_PAGE_:
※ ※ ※
Create sweep with ID: jcr6zftu
Sweep URL: https://wandb.ai/cr7_reunited-cr7/epfl_ml_project2/sweeps/jcr6zftu


In [8]:
bow = CountVectorizer()
tfidf = TfidfVectorizer()

In [9]:
train_sentences = train_df['sentence1'].tolist()
val_sentences = val_df['sentence1'].tolist()
test_sentences = test_df['sentence1'].tolist()

In [10]:
y_train = train_df['label'].values
y_val = val_df['label'].values
y_test = test_df['label'].values

In [11]:
X_train_bow = bow.fit_transform(train_sentences)
X_val_bow = bow.transform(val_sentences)
X_test_bow = bow.transform(test_sentences)

In [12]:
X_train_tfidf = tfidf.fit_transform(train_sentences)
X_val_tfidf = tfidf.transform(val_sentences)
X_test_tfidf = tfidf.transform(test_sentences)
※ ※ ※
_DATA SECTION_:
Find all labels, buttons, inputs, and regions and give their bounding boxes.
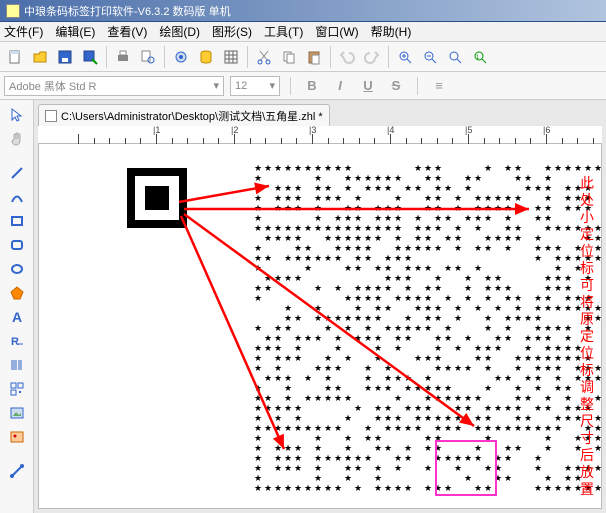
※ ※ ※
_THINGS TO DO_:
1/ Answer these questions about the notebook excerpt, one per line:
(a) What is the ID of the sweep that was created?
(b) Which column of train_df is converted to a list to give train_sentences?
(c) Which class is used to create the object named tfidf?
2/ Rename "val_df" to "dev_df" in the notebook excerpt, and write out the part between "Create sweep with" and "val_sentences = val_df['sentence1'].tolist()", inclusive.

_CORRECT ANSWERS_:
1/
(a) jcr6zftu
(b) 'sentence1'
(c) TfidfVectorizer

2/
Create sweep with ID: jcr6zftu
Sweep URL: https://wandb.ai/cr7_reunited-cr7/epfl_ml_project2/sweeps/jcr6zftu


In [8]:
bow = CountVectorizer()
tfidf = TfidfVectorizer()

In [9]:
train_sentences = train_df['sentence1'].tolist()
val_sentences = dev_df['sentence1'].tolist()